■ **WHAT IS REQUIRED**
Can you copy out the material word for word, everything from the line containing "- iout1-label-main: I: [69, 254, 73, 270]" down to the line containing "- vout1-label-suffix: (AC): [50, 111, 80, 127]", including both of those lines?

####

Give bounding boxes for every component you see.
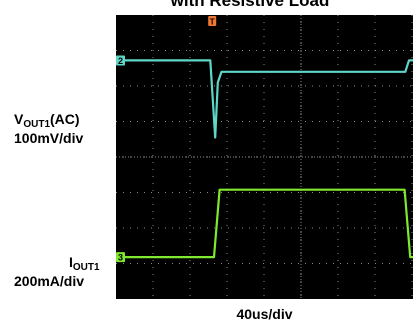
- iout1-label-main: I: [69, 254, 73, 270]
- channel-marker-2: [116, 55, 125, 66]
- channel-marker-3: [116, 252, 125, 263]
- vout1-label-sub: OUT1: [23, 119, 51, 130]
- oscilloscope-screen: 2 3 T: [116, 15, 413, 299]
- iout1-label: IOUT1 200mA/div: [14, 254, 100, 289]
- vout1-label-suffix: (AC): [50, 111, 80, 127]
- vout1-label-main: V: [14, 111, 24, 127]
- trace-iout1: [116, 188, 413, 259]
- iout1-label-sub: OUT1: [72, 262, 100, 273]
- vout1-label: VOUT1(AC) 100mV/div: [14, 111, 83, 146]
- trace-vout1: [116, 59, 413, 139]
- channel-marker-label-2: 2: [118, 56, 123, 66]
- iout1-scale: 200mA/div: [14, 273, 85, 289]
- vout1-scale: 100mV/div: [14, 130, 84, 146]
- oscilloscope-plot: 2 3 T: [116, 15, 413, 299]
- trigger-marker: [208, 16, 217, 26]
- x-axis-scale: 40us/div: [236, 306, 293, 322]
- trigger-marker-label: T: [210, 18, 215, 27]
- chart-title: with Resistive Load: [170, 0, 330, 10]
- channel-marker-label-3: 3: [118, 253, 123, 263]
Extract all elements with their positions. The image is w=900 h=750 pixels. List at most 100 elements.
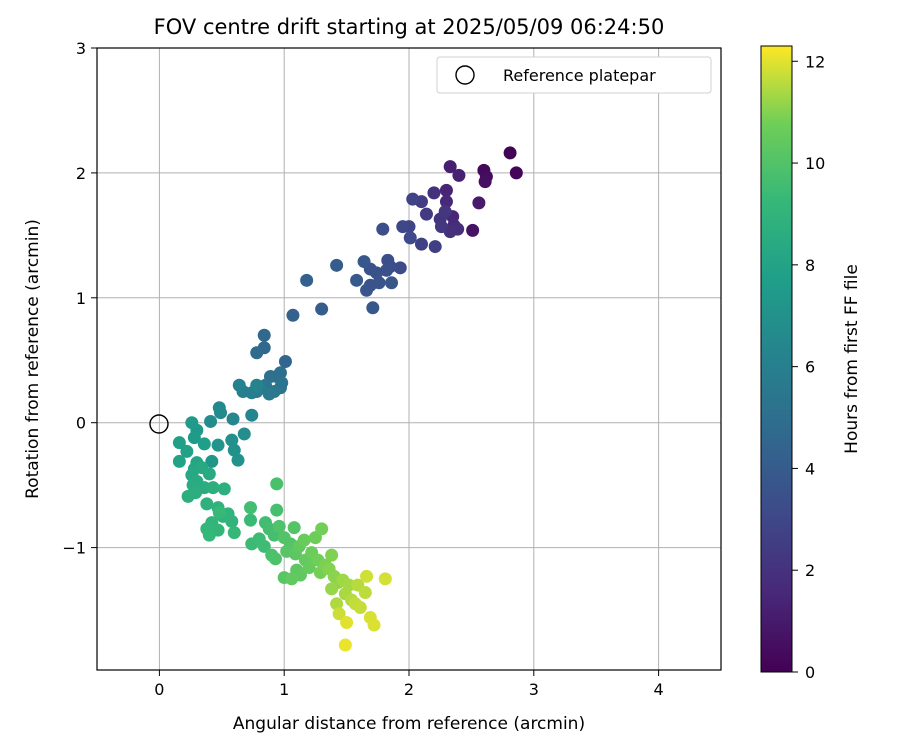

####

■ **IN RESPONSE**
- iout1-label-main: I: [69, 254, 73, 270]
- channel-marker-2: [116, 55, 125, 66]
- channel-marker-3: [116, 252, 125, 263]
- vout1-label-sub: OUT1: [23, 119, 51, 130]
- oscilloscope-screen: 2 3 T: [116, 15, 413, 299]
- iout1-label: IOUT1 200mA/div: [14, 254, 100, 289]
- vout1-label-suffix: (AC): [50, 111, 80, 127]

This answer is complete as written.